TASK
In the copy, include every entry exactly but none of the images.

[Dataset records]
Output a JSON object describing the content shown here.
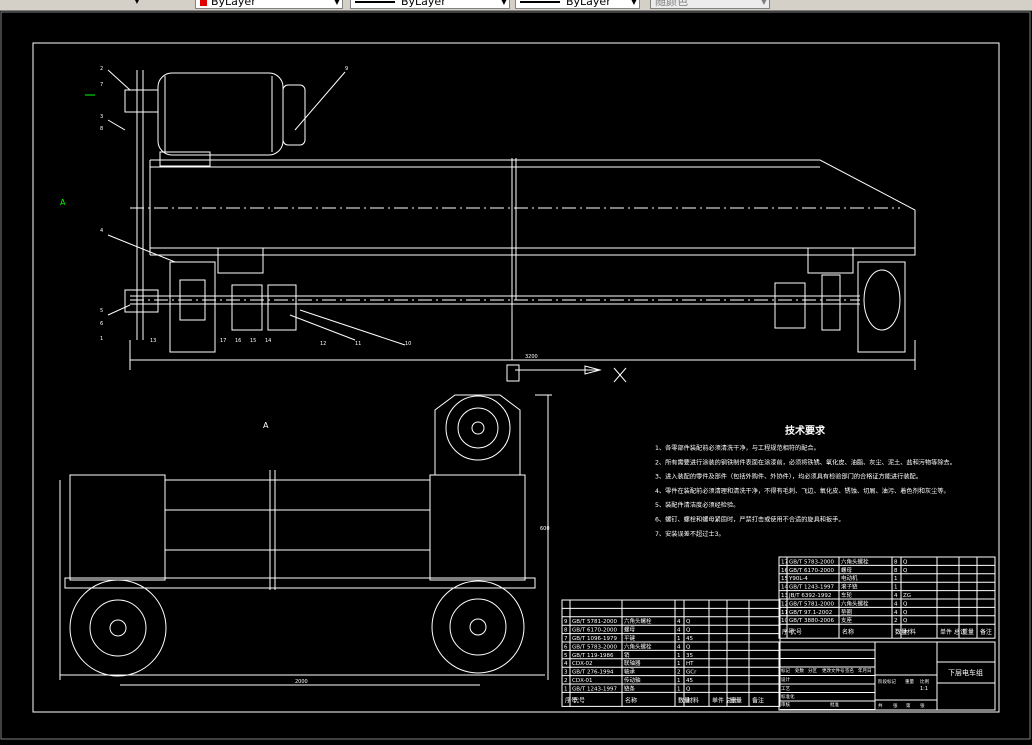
{
  "toolbar": {
    "layer_icons": [
      "layer-states-icon",
      "layer-previous-icon"
    ],
    "color_select": {
      "value": "ByLayer",
      "color": "#e00000"
    },
    "linetype_select": {
      "value": "ByLayer"
    },
    "lineweight_select": {
      "value": "ByLayer"
    },
    "plotstyle_select": {
      "value": "随颜色"
    }
  },
  "drawing": {
    "background": "#000000",
    "line_color": "#ffffff",
    "accent_color": "#00ff00",
    "view_label_top": "A",
    "view_label_section": "A",
    "dimension_total": "3200",
    "dimension_bottom": "2000",
    "dimension_side": "600",
    "balloons": [
      "2",
      "7",
      "3",
      "8",
      "9",
      "4",
      "5",
      "6",
      "1",
      "13",
      "12",
      "17",
      "16",
      "15",
      "14",
      "11",
      "10"
    ],
    "tech_req": {
      "title": "技术要求",
      "items": [
        "1、各零部件装配前必须清洗干净，与工程规范相符的配合。",
        "2、所有需要进行涂装的钢铁制件表面在涂漆前，必须将铁锈、氧化皮、油脂、灰尘、泥土、盐和污物等除去。",
        "3、进入装配的零件及部件（包括外购件、外协件），均必须具有检验部门的合格证方能进行装配。",
        "4、零件在装配前必须清理和清洗干净，不得有毛刺、飞边、氧化皮、锈蚀、切屑、油污、着色剂和灰尘等。",
        "5、装配件清洁度必须经检验。",
        "6、螺钉、螺栓和螺母紧固时，严禁打击或使用不合适的旋具和扳手。",
        "7、安装误差不超过士3。"
      ]
    },
    "bom_left": {
      "headers": [
        "序号",
        "代号",
        "名称",
        "数量",
        "材料",
        "单件 总计",
        "重量",
        "备注"
      ],
      "rows": [
        [
          "9",
          "GB/T 5781-2000",
          "六角头螺栓",
          "4",
          "Q"
        ],
        [
          "8",
          "GB/T 6170-2000",
          "螺母",
          "4",
          "Q"
        ],
        [
          "7",
          "GB/T 1096-1979",
          "平键",
          "1",
          "45"
        ],
        [
          "6",
          "GB/T 5783-2000",
          "六角头螺栓",
          "4",
          "Q"
        ],
        [
          "5",
          "GB/T 119-1986",
          "销",
          "1",
          "35"
        ],
        [
          "4",
          "CDX-02",
          "联轴器",
          "1",
          "HT"
        ],
        [
          "3",
          "GB/T 276-1994",
          "轴承",
          "2",
          "GCr"
        ],
        [
          "2",
          "CDX-01",
          "传动轴",
          "1",
          "45"
        ],
        [
          "1",
          "GB/T 1243-1997",
          "链条",
          "1",
          "Q"
        ]
      ]
    },
    "bom_right": {
      "headers": [
        "序号",
        "代号",
        "名称",
        "数量",
        "材料",
        "单件 总计",
        "重量",
        "备注"
      ],
      "rows": [
        [
          "17",
          "GB/T 5783-2000",
          "六角头螺栓",
          "8",
          "Q"
        ],
        [
          "16",
          "GB/T 6170-2000",
          "螺母",
          "8",
          "Q"
        ],
        [
          "15",
          "Y90L-4",
          "电动机",
          "1",
          ""
        ],
        [
          "14",
          "GB/T 1243-1997",
          "滚子链",
          "1",
          ""
        ],
        [
          "13",
          "JB/T 6392-1992",
          "车轮",
          "4",
          "ZG"
        ],
        [
          "12",
          "GB/T 5781-2000",
          "六角头螺栓",
          "4",
          "Q"
        ],
        [
          "11",
          "GB/T 97.1-2002",
          "垫圈",
          "4",
          "Q"
        ],
        [
          "10",
          "GB/T 3880-2006",
          "支座",
          "2",
          "Q"
        ]
      ]
    },
    "title_block": {
      "drawing_title": "下层电车组",
      "labels": [
        "标记",
        "处数",
        "分区",
        "更改文件号",
        "签名",
        "年月日",
        "设计",
        "标准化",
        "审核",
        "工艺",
        "批准",
        "阶段标记",
        "重量",
        "比例",
        "共",
        "张",
        "第",
        "张"
      ],
      "scale": "1:1"
    }
  }
}
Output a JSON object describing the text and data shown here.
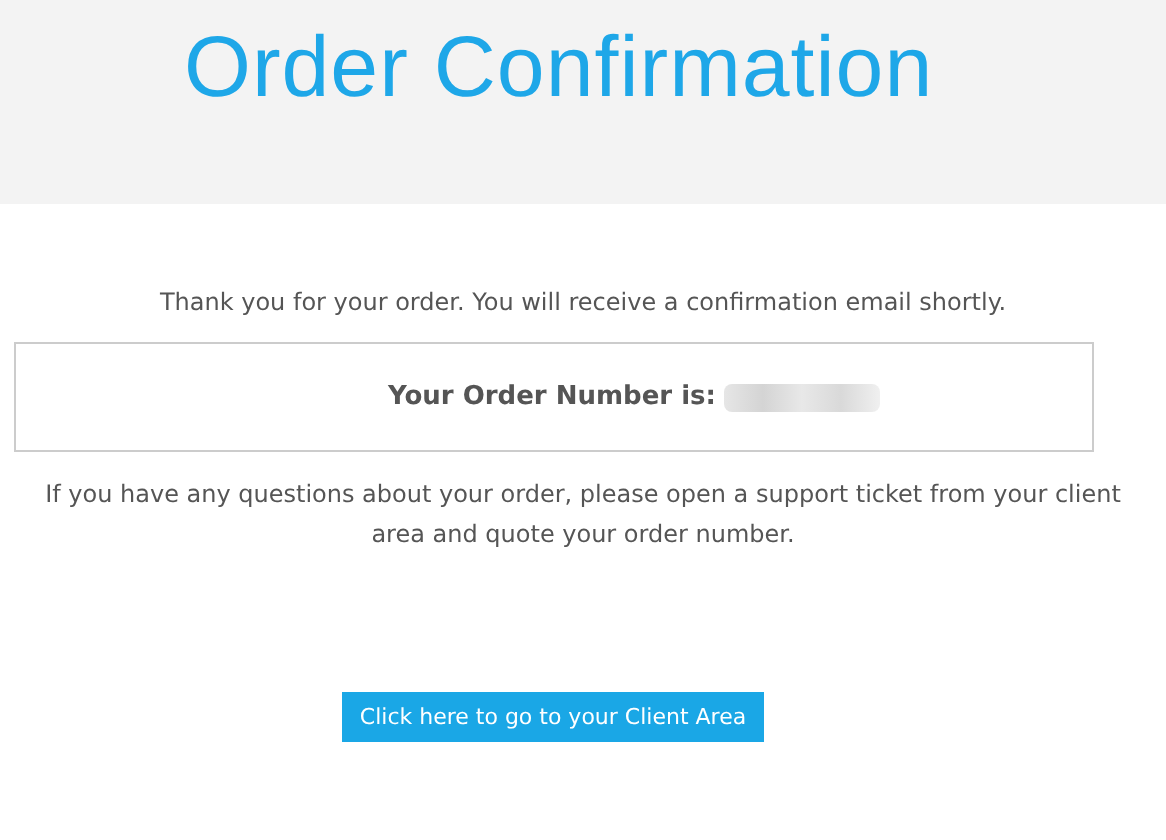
{
  "header": {
    "title": "Order Confirmation"
  },
  "message": "Thank you for your order. You will receive a confirmation email shortly.",
  "order_box": {
    "label": "Your Order Number is:",
    "number_redacted": true
  },
  "help_text": "If you have any questions about your order, please open a support ticket from your client area and quote your order number.",
  "button": {
    "label": "Click here to go to your Client Area"
  }
}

SOLUTION
Output a JSON object describing the content shown here.
{
  "toolbar": {
    "layer_icons": [
      "layer-states-icon",
      "layer-previous-icon"
    ],
    "color_select": {
      "value": "ByLayer",
      "color": "#e00000"
    },
    "linetype_select": {
      "value": "ByLayer"
    },
    "lineweight_select": {
      "value": "ByLayer"
    },
    "plotstyle_select": {
      "value": "随颜色"
    }
  },
  "drawing": {
    "background": "#000000",
    "line_color": "#ffffff",
    "accent_color": "#00ff00",
    "view_label_top": "A",
    "view_label_section": "A",
    "dimension_total": "3200",
    "dimension_bottom": "2000",
    "dimension_side": "600",
    "balloons": [
      "2",
      "7",
      "3",
      "8",
      "9",
      "4",
      "5",
      "6",
      "1",
      "13",
      "12",
      "17",
      "16",
      "15",
      "14",
      "11",
      "10"
    ],
    "tech_req": {
      "title": "技术要求",
      "items": [
        "1、各零部件装配前必须清洗干净，与工程规范相符的配合。",
        "2、所有需要进行涂装的钢铁制件表面在涂漆前，必须将铁锈、氧化皮、油脂、灰尘、泥土、盐和污物等除去。",
        "3、进入装配的零件及部件（包括外购件、外协件），均必须具有检验部门的合格证方能进行装配。",
        "4、零件在装配前必须清理和清洗干净，不得有毛刺、飞边、氧化皮、锈蚀、切屑、油污、着色剂和灰尘等。",
        "5、装配件清洁度必须经检验。",
        "6、螺钉、螺栓和螺母紧固时，严禁打击或使用不合适的旋具和扳手。",
        "7、安装误差不超过士3。"
      ]
    },
    "bom_left": {
      "headers": [
        "序号",
        "代号",
        "名称",
        "数量",
        "材料",
        "单件 总计",
        "重量",
        "备注"
      ],
      "rows": [
        [
          "9",
          "GB/T 5781-2000",
          "六角头螺栓",
          "4",
          "Q"
        ],
        [
          "8",
          "GB/T 6170-2000",
          "螺母",
          "4",
          "Q"
        ],
        [
          "7",
          "GB/T 1096-1979",
          "平键",
          "1",
          "45"
        ],
        [
          "6",
          "GB/T 5783-2000",
          "六角头螺栓",
          "4",
          "Q"
        ],
        [
          "5",
          "GB/T 119-1986",
          "销",
          "1",
          "35"
        ],
        [
          "4",
          "CDX-02",
          "联轴器",
          "1",
          "HT"
        ],
        [
          "3",
          "GB/T 276-1994",
          "轴承",
          "2",
          "GCr"
        ],
        [
          "2",
          "CDX-01",
          "传动轴",
          "1",
          "45"
        ],
        [
          "1",
          "GB/T 1243-1997",
          "链条",
          "1",
          "Q"
        ]
      ]
    },
    "bom_right": {
      "headers": [
        "序号",
        "代号",
        "名称",
        "数量",
        "材料",
        "单件 总计",
        "重量",
        "备注"
      ],
      "rows": [
        [
          "17",
          "GB/T 5783-2000",
          "六角头螺栓",
          "8",
          "Q"
        ],
        [
          "16",
          "GB/T 6170-2000",
          "螺母",
          "8",
          "Q"
        ],
        [
          "15",
          "Y90L-4",
          "电动机",
          "1",
          ""
        ],
        [
          "14",
          "GB/T 1243-1997",
          "滚子链",
          "1",
          ""
        ],
        [
          "13",
          "JB/T 6392-1992",
          "车轮",
          "4",
          "ZG"
        ],
        [
          "12",
          "GB/T 5781-2000",
          "六角头螺栓",
          "4",
          "Q"
        ],
        [
          "11",
          "GB/T 97.1-2002",
          "垫圈",
          "4",
          "Q"
        ],
        [
          "10",
          "GB/T 3880-2006",
          "支座",
          "2",
          "Q"
        ]
      ]
    },
    "title_block": {
      "drawing_title": "下层电车组",
      "labels": [
        "标记",
        "处数",
        "分区",
        "更改文件号",
        "签名",
        "年月日",
        "设计",
        "标准化",
        "审核",
        "工艺",
        "批准",
        "阶段标记",
        "重量",
        "比例",
        "共",
        "张",
        "第",
        "张"
      ],
      "scale": "1:1"
    }
  }
}
Output a JSON object describing the text and data shown here.
{
  "header": {
    "title": "Order Confirmation"
  },
  "message": "Thank you for your order. You will receive a confirmation email shortly.",
  "order_box": {
    "label": "Your Order Number is:",
    "number_redacted": true
  },
  "help_text": "If you have any questions about your order, please open a support ticket from your client area and quote your order number.",
  "button": {
    "label": "Click here to go to your Client Area"
  }
}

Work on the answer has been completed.